═════ Supplied entries

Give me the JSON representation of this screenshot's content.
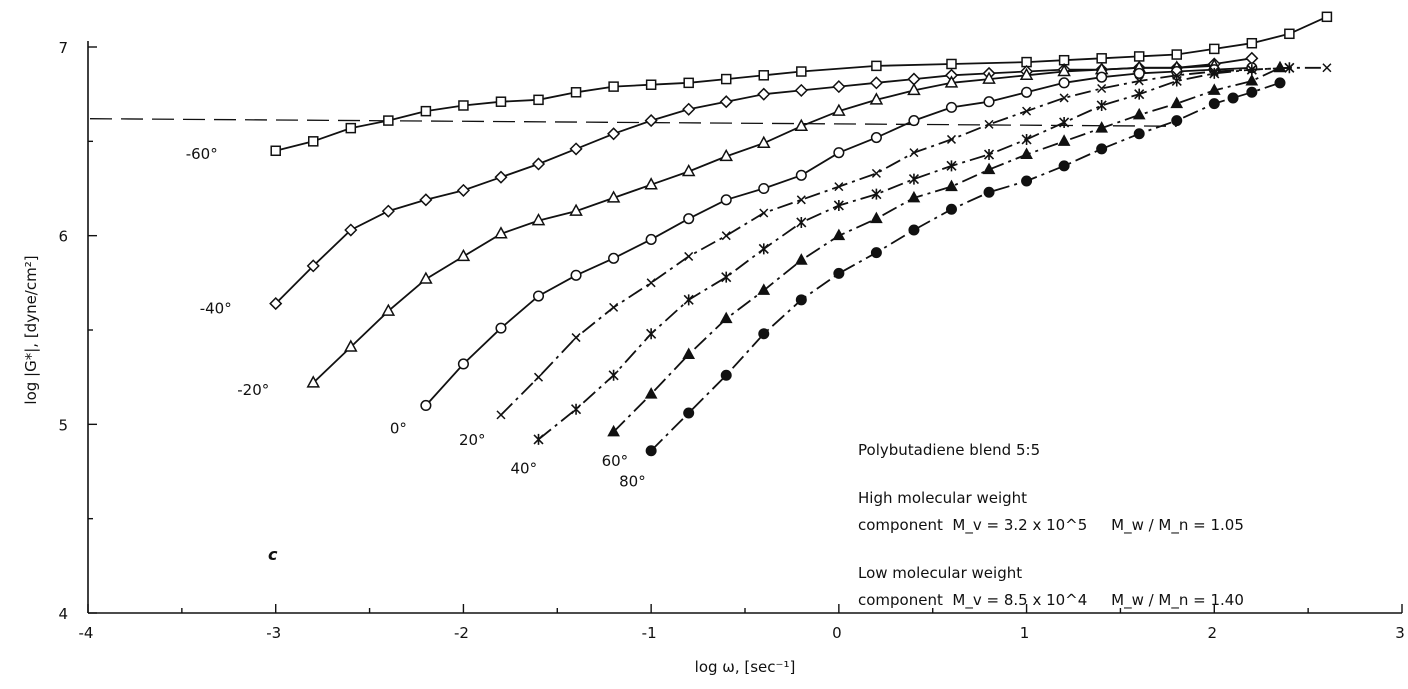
{
  "chart_data": {
    "type": "scatter",
    "xlabel": "log ω, [sec⁻¹]",
    "ylabel": "log |G*|, [dyne/cm²]",
    "xlim": [
      -4,
      3
    ],
    "ylim": [
      4,
      7.2
    ],
    "xticks": [
      "-4",
      "-3",
      "-2",
      "-1",
      "0",
      "1",
      "2",
      "3"
    ],
    "yticks": [
      "4",
      "5",
      "6",
      "7"
    ],
    "grid": false,
    "panel_letter": "c",
    "legend": {
      "placement": "right",
      "lines": [
        "Polybutadiene blend 5:5",
        "High molecular weight",
        "component  M_v = 3.2 x 10^5     M_w / M_n = 1.05",
        "Low molecular weight",
        "component  M_v = 8.5 x 10^4     M_w / M_n = 1.40"
      ]
    },
    "reference_line": {
      "style": "dashed",
      "from": [
        -4,
        6.62
      ],
      "to": [
        1.8,
        6.58
      ]
    },
    "series": [
      {
        "label": "-60°",
        "marker": "open-square",
        "line": "solid",
        "x": [
          -3.0,
          -2.8,
          -2.6,
          -2.4,
          -2.2,
          -2.0,
          -1.8,
          -1.6,
          -1.4,
          -1.2,
          -1.0,
          -0.8,
          -0.6,
          -0.4,
          -0.2,
          0.2,
          0.6,
          1.0,
          1.2,
          1.4,
          1.6,
          1.8,
          2.0,
          2.2,
          2.4,
          2.6
        ],
        "y": [
          6.45,
          6.5,
          6.57,
          6.61,
          6.66,
          6.69,
          6.71,
          6.72,
          6.76,
          6.79,
          6.8,
          6.81,
          6.83,
          6.85,
          6.87,
          6.9,
          6.91,
          6.92,
          6.93,
          6.94,
          6.95,
          6.96,
          6.99,
          7.02,
          7.07,
          7.16
        ]
      },
      {
        "label": "-40°",
        "marker": "open-diamond",
        "line": "solid",
        "x": [
          -3.0,
          -2.8,
          -2.6,
          -2.4,
          -2.2,
          -2.0,
          -1.8,
          -1.6,
          -1.4,
          -1.2,
          -1.0,
          -0.8,
          -0.6,
          -0.4,
          -0.2,
          0.0,
          0.2,
          0.4,
          0.6,
          0.8,
          1.0,
          1.2,
          1.4,
          1.6,
          1.8,
          2.0,
          2.2
        ],
        "y": [
          5.64,
          5.84,
          6.03,
          6.13,
          6.19,
          6.24,
          6.31,
          6.38,
          6.46,
          6.54,
          6.61,
          6.67,
          6.71,
          6.75,
          6.77,
          6.79,
          6.81,
          6.83,
          6.85,
          6.86,
          6.87,
          6.88,
          6.88,
          6.89,
          6.89,
          6.91,
          6.94
        ]
      },
      {
        "label": "-20°",
        "marker": "open-triangle",
        "line": "solid",
        "x": [
          -2.8,
          -2.6,
          -2.4,
          -2.2,
          -2.0,
          -1.8,
          -1.6,
          -1.4,
          -1.2,
          -1.0,
          -0.8,
          -0.6,
          -0.4,
          -0.2,
          0.0,
          0.2,
          0.4,
          0.6,
          0.8,
          1.0,
          1.2,
          1.4,
          1.6,
          1.8,
          2.0
        ],
        "y": [
          5.22,
          5.41,
          5.6,
          5.77,
          5.89,
          6.01,
          6.08,
          6.13,
          6.2,
          6.27,
          6.34,
          6.42,
          6.49,
          6.58,
          6.66,
          6.72,
          6.77,
          6.81,
          6.83,
          6.85,
          6.87,
          6.88,
          6.89,
          6.89,
          6.9
        ]
      },
      {
        "label": "0°",
        "marker": "open-circle",
        "line": "solid",
        "x": [
          -2.2,
          -2.0,
          -1.8,
          -1.6,
          -1.4,
          -1.2,
          -1.0,
          -0.8,
          -0.6,
          -0.4,
          -0.2,
          0.0,
          0.2,
          0.4,
          0.6,
          0.8,
          1.0,
          1.2,
          1.4,
          1.6,
          1.8,
          2.0,
          2.2
        ],
        "y": [
          5.1,
          5.32,
          5.51,
          5.68,
          5.79,
          5.88,
          5.98,
          6.09,
          6.19,
          6.25,
          6.32,
          6.44,
          6.52,
          6.61,
          6.68,
          6.71,
          6.76,
          6.81,
          6.84,
          6.86,
          6.87,
          6.88,
          6.89
        ]
      },
      {
        "label": "20°",
        "marker": "cross",
        "line": "dash-dot",
        "x": [
          -1.8,
          -1.6,
          -1.4,
          -1.2,
          -1.0,
          -0.8,
          -0.6,
          -0.4,
          -0.2,
          0.0,
          0.2,
          0.4,
          0.6,
          0.8,
          1.0,
          1.2,
          1.4,
          1.6,
          1.8,
          2.0,
          2.2,
          2.4,
          2.6
        ],
        "y": [
          5.05,
          5.25,
          5.46,
          5.62,
          5.75,
          5.89,
          6.0,
          6.12,
          6.19,
          6.26,
          6.33,
          6.44,
          6.51,
          6.59,
          6.66,
          6.73,
          6.78,
          6.82,
          6.85,
          6.87,
          6.88,
          6.89,
          6.89
        ]
      },
      {
        "label": "40°",
        "marker": "asterisk",
        "line": "dash-dot",
        "x": [
          -1.6,
          -1.4,
          -1.2,
          -1.0,
          -0.8,
          -0.6,
          -0.4,
          -0.2,
          0.0,
          0.2,
          0.4,
          0.6,
          0.8,
          1.0,
          1.2,
          1.4,
          1.6,
          1.8,
          2.0,
          2.2,
          2.4
        ],
        "y": [
          4.92,
          5.08,
          5.26,
          5.48,
          5.66,
          5.78,
          5.93,
          6.07,
          6.16,
          6.22,
          6.3,
          6.37,
          6.43,
          6.51,
          6.6,
          6.69,
          6.75,
          6.82,
          6.86,
          6.88,
          6.89
        ]
      },
      {
        "label": "60°",
        "marker": "filled-triangle",
        "line": "dash-dot",
        "x": [
          -1.2,
          -1.0,
          -0.8,
          -0.6,
          -0.4,
          -0.2,
          0.0,
          0.2,
          0.4,
          0.6,
          0.8,
          1.0,
          1.2,
          1.4,
          1.6,
          1.8,
          2.0,
          2.2,
          2.35
        ],
        "y": [
          4.96,
          5.16,
          5.37,
          5.56,
          5.71,
          5.87,
          6.0,
          6.09,
          6.2,
          6.26,
          6.35,
          6.43,
          6.5,
          6.57,
          6.64,
          6.7,
          6.77,
          6.82,
          6.89
        ]
      },
      {
        "label": "80°",
        "marker": "filled-circle",
        "line": "dash-dot",
        "x": [
          -1.0,
          -0.8,
          -0.6,
          -0.4,
          -0.2,
          0.0,
          0.2,
          0.4,
          0.6,
          0.8,
          1.0,
          1.2,
          1.4,
          1.6,
          1.8,
          2.0,
          2.1,
          2.2,
          2.35
        ],
        "y": [
          4.86,
          5.06,
          5.26,
          5.48,
          5.66,
          5.8,
          5.91,
          6.03,
          6.14,
          6.23,
          6.29,
          6.37,
          6.46,
          6.54,
          6.61,
          6.7,
          6.73,
          6.76,
          6.81
        ]
      }
    ]
  }
}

══════════

§ What the task requires: Say how many lines in the records above hold "triangle", and give no other text.

§ Task answer: 2